DATA SUPPLIED: Begin
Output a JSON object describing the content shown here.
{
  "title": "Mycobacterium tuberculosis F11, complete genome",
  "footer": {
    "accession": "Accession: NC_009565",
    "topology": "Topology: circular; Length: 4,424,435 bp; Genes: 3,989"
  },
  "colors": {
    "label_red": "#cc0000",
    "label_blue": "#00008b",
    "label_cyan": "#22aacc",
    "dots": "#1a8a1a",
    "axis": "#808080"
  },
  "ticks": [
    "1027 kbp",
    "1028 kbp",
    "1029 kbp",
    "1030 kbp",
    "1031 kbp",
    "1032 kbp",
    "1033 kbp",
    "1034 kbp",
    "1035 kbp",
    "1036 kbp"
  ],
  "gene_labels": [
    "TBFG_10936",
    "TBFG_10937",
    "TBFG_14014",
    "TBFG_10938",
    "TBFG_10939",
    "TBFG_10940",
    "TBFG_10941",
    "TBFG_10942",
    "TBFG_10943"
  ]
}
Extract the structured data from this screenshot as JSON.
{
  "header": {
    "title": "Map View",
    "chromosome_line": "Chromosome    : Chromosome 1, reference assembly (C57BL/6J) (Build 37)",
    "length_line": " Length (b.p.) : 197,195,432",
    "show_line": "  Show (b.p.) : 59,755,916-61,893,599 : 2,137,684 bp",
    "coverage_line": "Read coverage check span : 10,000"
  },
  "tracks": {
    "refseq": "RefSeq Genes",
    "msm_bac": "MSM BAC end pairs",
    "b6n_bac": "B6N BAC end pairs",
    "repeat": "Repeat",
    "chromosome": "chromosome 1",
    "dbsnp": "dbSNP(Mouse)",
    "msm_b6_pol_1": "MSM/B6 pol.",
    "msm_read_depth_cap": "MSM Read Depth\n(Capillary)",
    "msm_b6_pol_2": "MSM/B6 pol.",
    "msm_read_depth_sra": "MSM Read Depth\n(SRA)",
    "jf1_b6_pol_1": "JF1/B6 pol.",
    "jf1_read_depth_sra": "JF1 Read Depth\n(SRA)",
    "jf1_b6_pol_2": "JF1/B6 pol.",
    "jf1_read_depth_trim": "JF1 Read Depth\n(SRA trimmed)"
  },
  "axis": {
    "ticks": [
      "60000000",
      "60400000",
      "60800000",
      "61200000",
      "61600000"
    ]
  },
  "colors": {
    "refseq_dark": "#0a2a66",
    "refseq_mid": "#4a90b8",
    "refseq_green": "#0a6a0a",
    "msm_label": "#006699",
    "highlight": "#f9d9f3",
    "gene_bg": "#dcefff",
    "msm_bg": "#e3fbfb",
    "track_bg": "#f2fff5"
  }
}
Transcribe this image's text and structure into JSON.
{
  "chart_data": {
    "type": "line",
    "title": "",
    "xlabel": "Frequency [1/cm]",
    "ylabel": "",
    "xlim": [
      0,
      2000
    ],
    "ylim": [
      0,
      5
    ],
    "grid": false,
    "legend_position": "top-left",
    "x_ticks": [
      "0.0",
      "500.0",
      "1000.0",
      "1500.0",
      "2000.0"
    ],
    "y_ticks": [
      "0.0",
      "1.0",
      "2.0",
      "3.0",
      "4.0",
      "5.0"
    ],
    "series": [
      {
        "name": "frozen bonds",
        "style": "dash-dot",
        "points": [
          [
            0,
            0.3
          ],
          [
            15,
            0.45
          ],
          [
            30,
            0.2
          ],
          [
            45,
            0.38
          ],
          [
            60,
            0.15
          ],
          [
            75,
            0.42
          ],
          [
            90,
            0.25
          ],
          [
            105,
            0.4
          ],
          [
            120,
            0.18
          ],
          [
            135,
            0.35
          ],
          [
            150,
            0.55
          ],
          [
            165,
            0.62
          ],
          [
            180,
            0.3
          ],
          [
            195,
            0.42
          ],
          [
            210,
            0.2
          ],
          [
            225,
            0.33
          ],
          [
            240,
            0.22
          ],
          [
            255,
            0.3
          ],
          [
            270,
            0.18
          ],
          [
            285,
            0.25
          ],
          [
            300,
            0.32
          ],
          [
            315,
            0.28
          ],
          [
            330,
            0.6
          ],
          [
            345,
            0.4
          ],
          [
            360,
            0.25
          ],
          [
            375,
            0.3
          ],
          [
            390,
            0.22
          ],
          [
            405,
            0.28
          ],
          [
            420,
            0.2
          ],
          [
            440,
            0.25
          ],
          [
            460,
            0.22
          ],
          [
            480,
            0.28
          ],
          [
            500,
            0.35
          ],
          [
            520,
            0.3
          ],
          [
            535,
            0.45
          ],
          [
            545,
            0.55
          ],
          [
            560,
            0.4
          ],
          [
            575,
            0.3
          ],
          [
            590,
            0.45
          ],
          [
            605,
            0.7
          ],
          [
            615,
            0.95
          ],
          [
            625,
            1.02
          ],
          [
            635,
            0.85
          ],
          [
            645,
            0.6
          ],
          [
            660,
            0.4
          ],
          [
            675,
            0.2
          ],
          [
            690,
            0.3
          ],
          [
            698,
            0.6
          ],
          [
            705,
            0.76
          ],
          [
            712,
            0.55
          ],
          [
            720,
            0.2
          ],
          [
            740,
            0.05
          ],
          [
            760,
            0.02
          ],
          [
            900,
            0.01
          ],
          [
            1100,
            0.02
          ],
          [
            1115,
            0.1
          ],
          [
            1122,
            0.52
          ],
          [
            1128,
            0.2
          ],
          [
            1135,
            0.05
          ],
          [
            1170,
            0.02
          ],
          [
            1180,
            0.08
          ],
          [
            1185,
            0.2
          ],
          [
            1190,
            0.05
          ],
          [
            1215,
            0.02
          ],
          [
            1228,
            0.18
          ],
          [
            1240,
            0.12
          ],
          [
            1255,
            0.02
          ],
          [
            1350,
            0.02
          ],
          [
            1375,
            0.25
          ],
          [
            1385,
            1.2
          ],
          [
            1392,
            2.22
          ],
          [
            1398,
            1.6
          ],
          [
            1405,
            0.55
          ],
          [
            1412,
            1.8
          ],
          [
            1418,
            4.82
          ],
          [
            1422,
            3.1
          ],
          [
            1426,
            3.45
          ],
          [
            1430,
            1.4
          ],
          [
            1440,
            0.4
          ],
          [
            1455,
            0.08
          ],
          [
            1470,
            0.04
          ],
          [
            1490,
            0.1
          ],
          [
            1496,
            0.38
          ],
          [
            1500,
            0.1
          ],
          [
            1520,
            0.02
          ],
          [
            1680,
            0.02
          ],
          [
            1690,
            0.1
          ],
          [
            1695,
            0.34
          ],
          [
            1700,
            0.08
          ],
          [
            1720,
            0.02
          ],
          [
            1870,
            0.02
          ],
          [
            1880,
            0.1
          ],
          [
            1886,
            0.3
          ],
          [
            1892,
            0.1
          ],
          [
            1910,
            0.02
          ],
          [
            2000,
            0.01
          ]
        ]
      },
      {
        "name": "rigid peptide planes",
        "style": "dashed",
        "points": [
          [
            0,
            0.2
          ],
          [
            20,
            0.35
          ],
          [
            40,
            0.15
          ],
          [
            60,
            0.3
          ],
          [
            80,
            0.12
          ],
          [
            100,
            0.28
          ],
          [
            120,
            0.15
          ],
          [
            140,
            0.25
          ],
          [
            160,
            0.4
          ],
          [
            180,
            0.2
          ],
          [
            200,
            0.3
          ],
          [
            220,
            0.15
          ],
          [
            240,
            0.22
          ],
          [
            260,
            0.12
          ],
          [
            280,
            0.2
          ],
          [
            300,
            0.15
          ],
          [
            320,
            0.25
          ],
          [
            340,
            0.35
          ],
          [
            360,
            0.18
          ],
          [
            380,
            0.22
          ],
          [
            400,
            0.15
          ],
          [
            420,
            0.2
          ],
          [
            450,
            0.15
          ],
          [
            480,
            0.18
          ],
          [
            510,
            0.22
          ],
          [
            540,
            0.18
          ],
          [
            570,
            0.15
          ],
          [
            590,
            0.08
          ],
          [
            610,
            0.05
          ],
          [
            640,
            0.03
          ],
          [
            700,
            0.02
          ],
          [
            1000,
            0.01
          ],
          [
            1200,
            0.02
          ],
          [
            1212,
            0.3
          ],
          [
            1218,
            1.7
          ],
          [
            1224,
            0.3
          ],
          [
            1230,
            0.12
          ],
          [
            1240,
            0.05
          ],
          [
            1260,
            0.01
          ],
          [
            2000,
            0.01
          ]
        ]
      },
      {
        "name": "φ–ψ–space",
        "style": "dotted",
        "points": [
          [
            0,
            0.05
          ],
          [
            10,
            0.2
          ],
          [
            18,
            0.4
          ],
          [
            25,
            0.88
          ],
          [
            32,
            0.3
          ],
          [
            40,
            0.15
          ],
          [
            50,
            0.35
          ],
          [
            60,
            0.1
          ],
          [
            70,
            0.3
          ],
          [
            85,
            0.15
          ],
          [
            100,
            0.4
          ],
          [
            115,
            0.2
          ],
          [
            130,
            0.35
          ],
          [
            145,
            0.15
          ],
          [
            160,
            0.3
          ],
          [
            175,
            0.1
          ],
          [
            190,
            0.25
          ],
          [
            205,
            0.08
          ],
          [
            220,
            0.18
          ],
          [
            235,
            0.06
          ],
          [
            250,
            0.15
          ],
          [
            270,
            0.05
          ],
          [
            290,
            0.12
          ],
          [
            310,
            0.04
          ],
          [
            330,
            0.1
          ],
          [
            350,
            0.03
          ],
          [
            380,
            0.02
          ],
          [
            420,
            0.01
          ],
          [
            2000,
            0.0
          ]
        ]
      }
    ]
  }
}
DATA SUPPLIED: End
WHAT YOU WILL DO
All lines containing "title" in the material above should appear in your reply, copied exactly.

RESPONSE TO THE EXERCISE
  "title": "Mycobacterium tuberculosis F11, complete genome",
    "title": "Map View",
    "title": "",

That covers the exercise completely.